▶ _DATASET EXTRACT_:
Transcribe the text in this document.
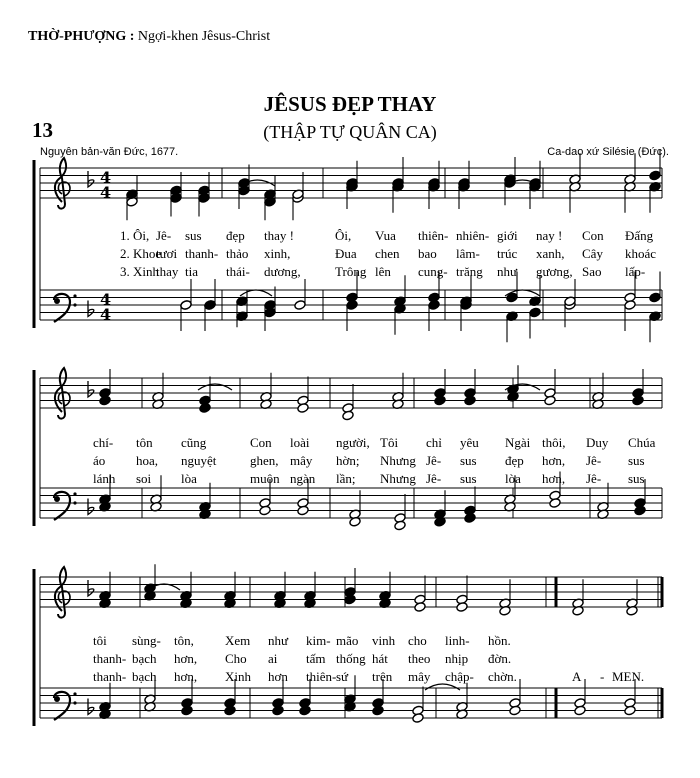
THỜ-PHƯỢNG : Ngợi-khen Jêsus-Christ
JÊSUS ĐẸP THAY
13	(THẬP TỰ QUÂN CA)
Nguyên bản-văn Đức, 1677.	Ca-dao xứ Silésie (Đức).
4
4
4
4
1. Ôi, Jê- sus đẹp thay !	Ôi, Vua thiên- nhiên- giới nay ! Con Đấng
2. Khoe
tươi thanh- thảo xinh,	Đua chen bao lâm- trúc xanh, Cây khoác
3. Xinh
thay tia thái- dương,	Trông lên cung- trăng như gương, Sao lấp-
chí- tôn cũng	Con loài người, Tôi chỉ yêu Ngài thôi, Duy Chúa
áo hoa, nguyệt	ghen, mây hờn; Nhưng Jê- sus đẹp hơn, Jê- sus
lánh soi lòa	muôn ngàn lần; Nhưng Jê- sus lòa hơn, Jê- sus
tôi sùng- tôn, Xem như kim- mão vinh cho linh- hồn.
thanh- bạch hơn, Cho ai tấm thống hát theo nhịp đờn.
thanh- bạch hơn, Xinh hơn thiên- sứ trên mây chập- chờn.	A - MEN.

▶ _WRITTEN INSTRUCTION_:
Pull out every line of the records above that contains the word "Nhưng".

▶ _THE COMPLETED TASK_:
áo hoa, nguyệt	ghen, mây hờn; Nhưng Jê- sus đẹp hơn, Jê- sus
lánh soi lòa	muôn ngàn lần; Nhưng Jê- sus lòa hơn, Jê- sus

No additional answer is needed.